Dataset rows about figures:
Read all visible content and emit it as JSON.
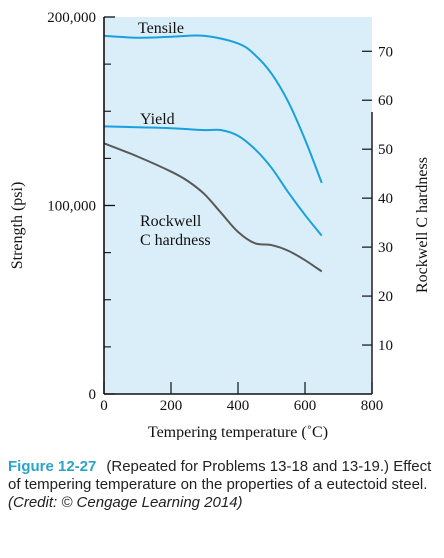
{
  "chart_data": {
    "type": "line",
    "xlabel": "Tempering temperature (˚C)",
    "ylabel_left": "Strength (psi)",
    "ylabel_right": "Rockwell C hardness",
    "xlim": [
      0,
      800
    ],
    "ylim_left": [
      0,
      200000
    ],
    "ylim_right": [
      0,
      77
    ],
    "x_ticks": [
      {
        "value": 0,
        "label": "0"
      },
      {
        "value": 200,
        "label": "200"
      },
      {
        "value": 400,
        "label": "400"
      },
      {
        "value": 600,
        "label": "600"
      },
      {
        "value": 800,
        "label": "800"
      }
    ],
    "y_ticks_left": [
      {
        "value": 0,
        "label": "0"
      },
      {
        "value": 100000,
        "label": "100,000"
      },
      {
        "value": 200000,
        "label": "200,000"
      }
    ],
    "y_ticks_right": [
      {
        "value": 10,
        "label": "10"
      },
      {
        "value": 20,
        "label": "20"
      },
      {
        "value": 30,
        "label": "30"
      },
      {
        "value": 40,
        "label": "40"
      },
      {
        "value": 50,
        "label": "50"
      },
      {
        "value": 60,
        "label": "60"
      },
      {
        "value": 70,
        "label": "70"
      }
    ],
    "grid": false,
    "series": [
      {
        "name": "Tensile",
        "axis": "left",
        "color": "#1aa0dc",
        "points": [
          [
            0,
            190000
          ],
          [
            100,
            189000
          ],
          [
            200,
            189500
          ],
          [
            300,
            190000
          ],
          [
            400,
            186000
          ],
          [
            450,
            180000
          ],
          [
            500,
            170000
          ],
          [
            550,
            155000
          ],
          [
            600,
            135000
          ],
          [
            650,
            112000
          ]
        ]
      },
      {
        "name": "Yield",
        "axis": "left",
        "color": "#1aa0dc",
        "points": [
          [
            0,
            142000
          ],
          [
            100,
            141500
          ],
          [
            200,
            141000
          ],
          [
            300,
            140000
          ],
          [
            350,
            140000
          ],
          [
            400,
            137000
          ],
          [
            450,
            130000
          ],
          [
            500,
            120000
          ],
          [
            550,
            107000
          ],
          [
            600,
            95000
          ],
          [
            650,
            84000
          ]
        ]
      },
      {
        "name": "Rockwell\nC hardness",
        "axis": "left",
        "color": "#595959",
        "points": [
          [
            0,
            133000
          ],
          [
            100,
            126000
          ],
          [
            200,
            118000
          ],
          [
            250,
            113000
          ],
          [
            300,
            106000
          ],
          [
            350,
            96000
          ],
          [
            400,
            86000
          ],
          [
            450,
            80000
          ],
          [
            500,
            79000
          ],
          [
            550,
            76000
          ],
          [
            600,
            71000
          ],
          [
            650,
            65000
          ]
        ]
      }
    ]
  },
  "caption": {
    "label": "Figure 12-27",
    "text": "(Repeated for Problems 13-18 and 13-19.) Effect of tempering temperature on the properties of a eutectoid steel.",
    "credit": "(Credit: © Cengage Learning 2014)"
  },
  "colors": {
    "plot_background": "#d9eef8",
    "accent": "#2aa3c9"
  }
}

AIM | Retype all of the entries exactly as written, leaving out any images.

TASK OUTPUT |
Read all visible content and emit it as JSON.
{
  "chart_data": {
    "type": "line",
    "xlabel": "Tempering temperature (˚C)",
    "ylabel_left": "Strength (psi)",
    "ylabel_right": "Rockwell C hardness",
    "xlim": [
      0,
      800
    ],
    "ylim_left": [
      0,
      200000
    ],
    "ylim_right": [
      0,
      77
    ],
    "x_ticks": [
      {
        "value": 0,
        "label": "0"
      },
      {
        "value": 200,
        "label": "200"
      },
      {
        "value": 400,
        "label": "400"
      },
      {
        "value": 600,
        "label": "600"
      },
      {
        "value": 800,
        "label": "800"
      }
    ],
    "y_ticks_left": [
      {
        "value": 0,
        "label": "0"
      },
      {
        "value": 100000,
        "label": "100,000"
      },
      {
        "value": 200000,
        "label": "200,000"
      }
    ],
    "y_ticks_right": [
      {
        "value": 10,
        "label": "10"
      },
      {
        "value": 20,
        "label": "20"
      },
      {
        "value": 30,
        "label": "30"
      },
      {
        "value": 40,
        "label": "40"
      },
      {
        "value": 50,
        "label": "50"
      },
      {
        "value": 60,
        "label": "60"
      },
      {
        "value": 70,
        "label": "70"
      }
    ],
    "grid": false,
    "series": [
      {
        "name": "Tensile",
        "axis": "left",
        "color": "#1aa0dc",
        "points": [
          [
            0,
            190000
          ],
          [
            100,
            189000
          ],
          [
            200,
            189500
          ],
          [
            300,
            190000
          ],
          [
            400,
            186000
          ],
          [
            450,
            180000
          ],
          [
            500,
            170000
          ],
          [
            550,
            155000
          ],
          [
            600,
            135000
          ],
          [
            650,
            112000
          ]
        ]
      },
      {
        "name": "Yield",
        "axis": "left",
        "color": "#1aa0dc",
        "points": [
          [
            0,
            142000
          ],
          [
            100,
            141500
          ],
          [
            200,
            141000
          ],
          [
            300,
            140000
          ],
          [
            350,
            140000
          ],
          [
            400,
            137000
          ],
          [
            450,
            130000
          ],
          [
            500,
            120000
          ],
          [
            550,
            107000
          ],
          [
            600,
            95000
          ],
          [
            650,
            84000
          ]
        ]
      },
      {
        "name": "Rockwell\nC hardness",
        "axis": "left",
        "color": "#595959",
        "points": [
          [
            0,
            133000
          ],
          [
            100,
            126000
          ],
          [
            200,
            118000
          ],
          [
            250,
            113000
          ],
          [
            300,
            106000
          ],
          [
            350,
            96000
          ],
          [
            400,
            86000
          ],
          [
            450,
            80000
          ],
          [
            500,
            79000
          ],
          [
            550,
            76000
          ],
          [
            600,
            71000
          ],
          [
            650,
            65000
          ]
        ]
      }
    ]
  },
  "caption": {
    "label": "Figure 12-27",
    "text": "(Repeated for Problems 13-18 and 13-19.) Effect of tempering temperature on the properties of a eutectoid steel.",
    "credit": "(Credit: © Cengage Learning 2014)"
  },
  "colors": {
    "plot_background": "#d9eef8",
    "accent": "#2aa3c9"
  }
}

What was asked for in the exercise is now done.